▸ **PROBLEM 1**: Reproduce the metered-internet piece from "At the hotel" to "resent them even more.", swapping "Munich" for "Vienna".
▸ **PROBLEM 2**: Pick up the metered-internet piece after its last sentence and keep writing.
— START PASSAGE PROVIDED —
The metered internet

I’m getting a preview of Time Warner’s doomed idea to charge internet access based on usage.

At the hotel here in Munich, I’m getting criminally overcharged for internet access by the hotel and Swiss: They’re charging me 27 euros for 24 hours to get supposedly unlimited speed (ha! I tested and it’s slow; I can’t even watch a YouTube video worth a damn and it almost took longer to download On the Media than to listen to it) and downloading. They’d charge me a bit less if I agreed to getting lower priority for my packets — the hint is that at the slower speed, I couldn’t be able to use Skype or watch videos — and an unspecified limit on my bandwidth. Being forced to pay a premium to get acceptable service makes me mad enough; not getting acceptable service makes me resent them even more.

It’s not as if cable and telephone companies care about being resented, but this is sure to make us hate them even more. And it moves in exact opposition to the history of internet usage since the mid-90s. That’s when I say that Tom Evslin, then head of AT&T Worldnet, made the internet explode when he set flat-rate pricing of $19.95 a month. Then the peole didn’t care about the ticking clock; they became addicted to the internet; the internet exploded; and we have Tom to thank for that. And since then, whenever we have had more bandwidth, we have found more good reasons to use the internet more and bring more value to it. On the internet, more is more.
— END PASSAGE PROVIDED —
— START RECORDS —
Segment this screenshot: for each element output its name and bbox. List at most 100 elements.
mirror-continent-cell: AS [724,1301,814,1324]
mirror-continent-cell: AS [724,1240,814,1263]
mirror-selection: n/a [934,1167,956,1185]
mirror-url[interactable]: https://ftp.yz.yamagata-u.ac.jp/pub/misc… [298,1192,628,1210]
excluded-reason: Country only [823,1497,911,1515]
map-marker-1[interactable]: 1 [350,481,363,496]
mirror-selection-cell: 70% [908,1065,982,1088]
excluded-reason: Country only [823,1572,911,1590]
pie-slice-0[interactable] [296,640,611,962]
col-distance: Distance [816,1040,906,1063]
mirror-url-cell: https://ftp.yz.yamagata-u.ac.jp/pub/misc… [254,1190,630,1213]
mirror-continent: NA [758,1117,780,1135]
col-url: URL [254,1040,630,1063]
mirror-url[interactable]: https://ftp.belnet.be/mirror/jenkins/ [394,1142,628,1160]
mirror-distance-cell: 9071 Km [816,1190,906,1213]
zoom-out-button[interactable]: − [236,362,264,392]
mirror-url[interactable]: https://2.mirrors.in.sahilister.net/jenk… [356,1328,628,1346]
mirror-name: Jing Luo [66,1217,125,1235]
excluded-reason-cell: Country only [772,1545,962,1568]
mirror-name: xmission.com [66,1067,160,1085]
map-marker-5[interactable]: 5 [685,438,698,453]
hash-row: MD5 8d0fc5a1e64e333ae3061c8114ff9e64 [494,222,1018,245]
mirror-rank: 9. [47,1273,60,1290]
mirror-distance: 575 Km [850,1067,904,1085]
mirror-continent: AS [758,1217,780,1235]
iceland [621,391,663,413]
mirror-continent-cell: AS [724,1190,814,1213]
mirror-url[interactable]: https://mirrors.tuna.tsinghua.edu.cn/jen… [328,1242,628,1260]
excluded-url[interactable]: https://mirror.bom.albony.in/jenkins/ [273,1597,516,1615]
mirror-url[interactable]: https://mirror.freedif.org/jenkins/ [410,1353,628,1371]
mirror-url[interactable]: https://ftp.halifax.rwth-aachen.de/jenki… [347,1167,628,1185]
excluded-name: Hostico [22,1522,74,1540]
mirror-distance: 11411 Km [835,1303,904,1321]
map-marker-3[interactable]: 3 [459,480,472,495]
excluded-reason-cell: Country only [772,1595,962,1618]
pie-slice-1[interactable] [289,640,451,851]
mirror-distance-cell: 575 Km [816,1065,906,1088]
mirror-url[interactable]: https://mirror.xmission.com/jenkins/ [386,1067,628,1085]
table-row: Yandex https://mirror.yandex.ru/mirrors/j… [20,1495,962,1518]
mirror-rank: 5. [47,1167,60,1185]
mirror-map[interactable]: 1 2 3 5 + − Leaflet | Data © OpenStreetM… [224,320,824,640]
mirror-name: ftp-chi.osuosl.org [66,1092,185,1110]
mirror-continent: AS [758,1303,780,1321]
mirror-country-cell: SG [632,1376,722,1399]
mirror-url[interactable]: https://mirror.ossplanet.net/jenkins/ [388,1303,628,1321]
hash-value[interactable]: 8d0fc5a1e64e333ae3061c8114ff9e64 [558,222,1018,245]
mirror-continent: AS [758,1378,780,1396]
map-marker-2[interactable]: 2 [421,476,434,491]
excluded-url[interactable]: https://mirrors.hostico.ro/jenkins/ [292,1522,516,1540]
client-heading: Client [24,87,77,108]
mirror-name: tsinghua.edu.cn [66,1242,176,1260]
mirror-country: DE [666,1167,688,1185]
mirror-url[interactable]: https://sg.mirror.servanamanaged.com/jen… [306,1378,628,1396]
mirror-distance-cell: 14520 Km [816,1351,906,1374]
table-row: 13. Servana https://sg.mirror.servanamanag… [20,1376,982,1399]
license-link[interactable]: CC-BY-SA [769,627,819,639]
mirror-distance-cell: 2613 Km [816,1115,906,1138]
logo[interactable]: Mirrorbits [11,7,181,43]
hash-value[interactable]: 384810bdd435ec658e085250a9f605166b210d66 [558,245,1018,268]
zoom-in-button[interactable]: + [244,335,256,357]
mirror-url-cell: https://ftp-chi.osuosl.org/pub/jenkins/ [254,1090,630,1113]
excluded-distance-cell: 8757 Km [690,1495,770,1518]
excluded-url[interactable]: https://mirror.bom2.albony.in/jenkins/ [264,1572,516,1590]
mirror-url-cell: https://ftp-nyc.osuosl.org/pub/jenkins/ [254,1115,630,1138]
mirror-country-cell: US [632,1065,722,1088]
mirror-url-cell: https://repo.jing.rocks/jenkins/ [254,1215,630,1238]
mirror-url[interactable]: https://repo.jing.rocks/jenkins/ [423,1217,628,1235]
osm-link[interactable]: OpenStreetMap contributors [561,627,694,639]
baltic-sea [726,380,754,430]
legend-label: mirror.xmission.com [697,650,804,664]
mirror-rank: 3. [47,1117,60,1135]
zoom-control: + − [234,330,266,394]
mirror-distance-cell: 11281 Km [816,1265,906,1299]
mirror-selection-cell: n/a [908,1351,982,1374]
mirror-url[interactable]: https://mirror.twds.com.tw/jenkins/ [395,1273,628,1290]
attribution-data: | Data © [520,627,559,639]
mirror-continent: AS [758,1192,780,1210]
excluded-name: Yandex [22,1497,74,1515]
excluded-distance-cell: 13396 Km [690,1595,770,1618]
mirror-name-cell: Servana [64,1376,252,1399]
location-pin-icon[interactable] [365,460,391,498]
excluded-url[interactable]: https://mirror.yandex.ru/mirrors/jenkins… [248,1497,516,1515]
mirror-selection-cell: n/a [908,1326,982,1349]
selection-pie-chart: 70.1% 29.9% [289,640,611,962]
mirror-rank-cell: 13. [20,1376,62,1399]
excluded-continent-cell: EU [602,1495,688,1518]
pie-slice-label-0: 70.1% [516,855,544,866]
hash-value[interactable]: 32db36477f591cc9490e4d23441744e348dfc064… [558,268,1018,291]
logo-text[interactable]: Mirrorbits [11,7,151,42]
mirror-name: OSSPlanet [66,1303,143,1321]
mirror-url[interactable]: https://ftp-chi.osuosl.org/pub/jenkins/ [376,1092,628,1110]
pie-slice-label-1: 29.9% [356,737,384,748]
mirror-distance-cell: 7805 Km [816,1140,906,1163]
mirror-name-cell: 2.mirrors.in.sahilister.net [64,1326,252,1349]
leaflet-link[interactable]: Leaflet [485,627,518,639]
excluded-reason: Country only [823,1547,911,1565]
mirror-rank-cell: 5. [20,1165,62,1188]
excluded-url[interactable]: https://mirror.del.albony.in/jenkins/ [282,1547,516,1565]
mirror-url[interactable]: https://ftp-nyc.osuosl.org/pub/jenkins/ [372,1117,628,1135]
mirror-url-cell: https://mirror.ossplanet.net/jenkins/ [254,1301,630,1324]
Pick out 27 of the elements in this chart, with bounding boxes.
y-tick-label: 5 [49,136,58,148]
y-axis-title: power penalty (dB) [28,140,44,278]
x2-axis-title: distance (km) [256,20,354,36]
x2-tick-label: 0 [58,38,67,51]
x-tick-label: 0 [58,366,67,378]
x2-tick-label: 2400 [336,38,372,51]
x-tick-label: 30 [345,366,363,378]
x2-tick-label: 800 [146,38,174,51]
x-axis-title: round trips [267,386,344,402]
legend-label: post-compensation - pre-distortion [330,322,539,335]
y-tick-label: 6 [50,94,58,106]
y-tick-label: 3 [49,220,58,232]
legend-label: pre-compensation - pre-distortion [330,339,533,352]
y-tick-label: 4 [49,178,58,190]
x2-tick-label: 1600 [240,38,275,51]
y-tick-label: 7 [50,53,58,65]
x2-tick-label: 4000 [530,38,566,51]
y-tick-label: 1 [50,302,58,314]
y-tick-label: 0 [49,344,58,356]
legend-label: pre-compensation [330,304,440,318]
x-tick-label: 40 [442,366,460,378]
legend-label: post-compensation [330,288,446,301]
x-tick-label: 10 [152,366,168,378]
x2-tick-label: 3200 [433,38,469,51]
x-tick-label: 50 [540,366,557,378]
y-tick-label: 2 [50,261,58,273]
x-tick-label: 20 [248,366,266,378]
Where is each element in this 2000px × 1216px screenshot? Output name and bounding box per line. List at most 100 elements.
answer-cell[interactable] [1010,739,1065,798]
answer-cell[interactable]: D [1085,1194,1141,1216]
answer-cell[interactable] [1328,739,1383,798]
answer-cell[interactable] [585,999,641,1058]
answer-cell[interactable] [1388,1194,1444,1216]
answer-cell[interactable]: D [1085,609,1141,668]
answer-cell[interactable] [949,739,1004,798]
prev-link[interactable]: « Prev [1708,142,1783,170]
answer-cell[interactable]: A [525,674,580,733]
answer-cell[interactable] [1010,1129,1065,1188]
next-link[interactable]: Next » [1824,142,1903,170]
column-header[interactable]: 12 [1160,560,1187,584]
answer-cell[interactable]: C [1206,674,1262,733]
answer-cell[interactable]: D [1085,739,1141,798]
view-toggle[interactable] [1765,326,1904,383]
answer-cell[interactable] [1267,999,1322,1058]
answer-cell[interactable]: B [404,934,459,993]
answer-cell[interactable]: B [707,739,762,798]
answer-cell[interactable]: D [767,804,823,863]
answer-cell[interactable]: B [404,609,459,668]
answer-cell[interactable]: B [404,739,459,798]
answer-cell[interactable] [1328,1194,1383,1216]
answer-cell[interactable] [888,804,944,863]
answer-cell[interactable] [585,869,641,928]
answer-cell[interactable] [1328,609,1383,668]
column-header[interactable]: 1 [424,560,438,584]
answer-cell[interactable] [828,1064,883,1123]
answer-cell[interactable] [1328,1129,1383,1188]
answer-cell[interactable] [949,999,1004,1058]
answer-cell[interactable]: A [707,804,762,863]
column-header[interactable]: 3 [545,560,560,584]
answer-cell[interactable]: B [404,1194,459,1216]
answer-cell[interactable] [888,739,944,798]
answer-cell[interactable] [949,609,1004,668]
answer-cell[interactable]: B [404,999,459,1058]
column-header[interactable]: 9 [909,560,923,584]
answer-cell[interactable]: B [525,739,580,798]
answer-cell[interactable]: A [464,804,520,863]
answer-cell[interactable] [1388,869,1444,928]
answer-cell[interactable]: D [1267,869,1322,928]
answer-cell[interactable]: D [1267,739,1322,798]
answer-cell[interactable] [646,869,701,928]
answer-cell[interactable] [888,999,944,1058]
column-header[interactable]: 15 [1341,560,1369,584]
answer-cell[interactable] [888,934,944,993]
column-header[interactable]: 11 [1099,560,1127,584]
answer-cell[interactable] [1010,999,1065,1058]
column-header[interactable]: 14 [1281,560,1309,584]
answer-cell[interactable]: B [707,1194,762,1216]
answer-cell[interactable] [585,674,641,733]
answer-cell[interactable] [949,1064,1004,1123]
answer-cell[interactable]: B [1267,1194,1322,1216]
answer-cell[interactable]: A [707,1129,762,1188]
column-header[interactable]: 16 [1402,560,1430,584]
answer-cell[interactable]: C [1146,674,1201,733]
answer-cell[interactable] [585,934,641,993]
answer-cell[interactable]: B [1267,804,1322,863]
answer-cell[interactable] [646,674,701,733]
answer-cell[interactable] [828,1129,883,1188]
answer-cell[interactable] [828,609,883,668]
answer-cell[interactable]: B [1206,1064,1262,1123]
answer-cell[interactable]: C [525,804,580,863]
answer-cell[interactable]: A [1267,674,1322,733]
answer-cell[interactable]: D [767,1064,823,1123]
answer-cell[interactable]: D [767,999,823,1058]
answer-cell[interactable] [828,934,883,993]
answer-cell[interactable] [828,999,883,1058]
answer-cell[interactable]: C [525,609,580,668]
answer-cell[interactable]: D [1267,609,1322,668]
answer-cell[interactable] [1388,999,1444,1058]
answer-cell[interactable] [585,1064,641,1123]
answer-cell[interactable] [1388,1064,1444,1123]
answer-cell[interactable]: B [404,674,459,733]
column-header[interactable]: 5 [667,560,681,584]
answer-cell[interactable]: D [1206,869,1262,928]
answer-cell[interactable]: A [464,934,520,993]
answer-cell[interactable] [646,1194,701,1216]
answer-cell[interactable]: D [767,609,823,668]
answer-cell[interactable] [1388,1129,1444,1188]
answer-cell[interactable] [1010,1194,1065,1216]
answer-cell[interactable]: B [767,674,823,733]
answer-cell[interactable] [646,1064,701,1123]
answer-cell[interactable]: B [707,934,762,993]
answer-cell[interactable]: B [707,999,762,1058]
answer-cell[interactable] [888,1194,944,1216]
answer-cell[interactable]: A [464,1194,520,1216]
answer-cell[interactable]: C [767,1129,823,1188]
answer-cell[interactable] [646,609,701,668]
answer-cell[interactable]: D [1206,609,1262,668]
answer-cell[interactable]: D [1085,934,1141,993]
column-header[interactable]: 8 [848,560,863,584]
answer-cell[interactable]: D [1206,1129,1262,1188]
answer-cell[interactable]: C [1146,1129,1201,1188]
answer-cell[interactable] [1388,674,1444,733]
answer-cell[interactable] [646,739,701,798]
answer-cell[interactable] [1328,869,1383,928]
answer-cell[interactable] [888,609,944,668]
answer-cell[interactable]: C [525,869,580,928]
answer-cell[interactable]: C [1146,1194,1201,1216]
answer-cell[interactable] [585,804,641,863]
— END RECORDS —
▸ **RESPONSE 1**:
At the hotel here in Vienna, I’m getting criminally overcharged for internet access by the hotel and Swiss: They’re charging me 27 euros for 24 hours to get supposedly unlimited speed (ha! I tested and it’s slow; I can’t even watch a YouTube video worth a damn and it almost took longer to download On the Media than to listen to it) and downloading. They’d charge me a bit less if I agreed to getting lower priority for my packets — the hint is that at the slower speed, I couldn’t be able to use Skype or watch videos — and an unspecified limit on my bandwidth. Being forced to pay a premium to get acceptable service makes me mad enough; not getting acceptable service makes me resent them even more.

▸ **RESPONSE 2**:
Now we have Time Warner and Swiss to thank for trying to put a meter back on the internet. It only makes us hate them more.

  • Louis Gray

    Moving toward paying for data by the byte would be a tremendous step backwards for the Web. Although we understand the strain on carriers, unlimited is what customers expect, and those who cannot provide it should be spurned and lambasted.

  • Rob Hyndman
  • Steve Yelvington

    Right, Swisscom’s pricing sucks.

    You must be staying in a Hilton, where you get the “privilege” of paying through the nose for services the same company gives you for free at its Hampton hotels.

    I like to do a bit of touring whenever I’m abroad for a conference, but my first step is to move out of the conference hotel and into a cheap place where wifi and breakfasts are free, and nobody’s wearing a suit.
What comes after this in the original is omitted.